取り組む課題: 感想文のうち、「Amazon primeにリリースされていたので観てみました。」を含む語句から始めて「いうギミックがないんですね。」の後で止めた部分を、「主人公」を「ヒロイン」に置き換えたうえで書き出してください。

本文抜粋:
見出し画像

竜とそばかすの姫 感想 シナリオ展開のための設定はいらん。

細田守監督の作品!
Amazon primeにリリースされていたので観てみました。
一言でいうと「見れなくはないけど、特筆して面白くもない」という感じです。

あらすじ

お母さんを小さいころ亡くした主人公はそのショックで歌えなくなる。しかし、仮想世界「U」で潜在能力を引き出され歌姫としてめちゃくちゃ人気になる。(=そばかすの姫)そこでで出会った「竜」と呼ばれるUの悪者(暴力的なユーザー)になぜか惹かれ、関わりを持っていく。竜はDVを受けている子供であることがわかり、最後はアバターを脱いで素顔のまま歌い(竜を助けるため自分の殻を破る)、現実世界でも竜を救う。

感想

仮想世界設定を通じ、主人公の成長を描いているのはいいと思います。
ただし、DVを受けている竜と現実世界での関わりはなし。
例えば、現実世界で「好きな人」である人気者の幼馴染忍くん=竜(仮想世界での相手)であるだとか、そういうギミックがないんですね。
私みたいに群像劇なんか好きなタイプは仮想世界に出てくるキャラクター=現実世界でも関わりがある誰か、であると予想してしまうのですが、そういうアッと驚かせてくれる展開もなく。

提供された記録:
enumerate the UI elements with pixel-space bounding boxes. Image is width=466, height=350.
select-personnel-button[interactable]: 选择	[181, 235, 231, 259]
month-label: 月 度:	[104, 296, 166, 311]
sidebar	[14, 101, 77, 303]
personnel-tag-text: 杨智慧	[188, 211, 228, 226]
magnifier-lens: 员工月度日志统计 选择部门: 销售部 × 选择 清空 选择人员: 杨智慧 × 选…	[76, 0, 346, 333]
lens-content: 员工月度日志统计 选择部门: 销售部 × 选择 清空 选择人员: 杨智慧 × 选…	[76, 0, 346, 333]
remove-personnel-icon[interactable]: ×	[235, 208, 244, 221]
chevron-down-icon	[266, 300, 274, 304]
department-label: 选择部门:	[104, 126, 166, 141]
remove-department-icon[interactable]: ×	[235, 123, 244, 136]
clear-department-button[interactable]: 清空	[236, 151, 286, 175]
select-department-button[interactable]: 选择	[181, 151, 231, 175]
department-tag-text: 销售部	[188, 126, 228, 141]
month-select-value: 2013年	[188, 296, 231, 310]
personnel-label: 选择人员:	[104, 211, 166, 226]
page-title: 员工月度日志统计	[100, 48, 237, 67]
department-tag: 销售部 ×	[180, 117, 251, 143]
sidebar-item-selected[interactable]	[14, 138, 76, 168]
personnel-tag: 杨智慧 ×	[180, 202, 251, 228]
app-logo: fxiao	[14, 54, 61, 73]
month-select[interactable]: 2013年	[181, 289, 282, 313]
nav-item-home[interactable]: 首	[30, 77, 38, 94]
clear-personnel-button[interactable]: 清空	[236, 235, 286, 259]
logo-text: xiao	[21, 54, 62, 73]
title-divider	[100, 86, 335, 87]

この課題の結果:
Amazon primeにリリースされていたので観てみました。
一言でいうと「見れなくはないけど、特筆して面白くもない」という感じです。

あらすじ

お母さんを小さいころ亡くしたヒロインはそのショックで歌えなくなる。しかし、仮想世界「U」で潜在能力を引き出され歌姫としてめちゃくちゃ人気になる。(=そばかすの姫)そこでで出会った「竜」と呼ばれるUの悪者(暴力的なユーザー)になぜか惹かれ、関わりを持っていく。竜はDVを受けている子供であることがわかり、最後はアバターを脱いで素顔のまま歌い(竜を助けるため自分の殻を破る)、現実世界でも竜を救う。

感想

仮想世界設定を通じ、ヒロインの成長を描いているのはいいと思います。
ただし、DVを受けている竜と現実世界での関わりはなし。
例えば、現実世界で「好きな人」である人気者の幼馴染忍くん=竜(仮想世界での相手)であるだとか、そういうギミックがないんですね。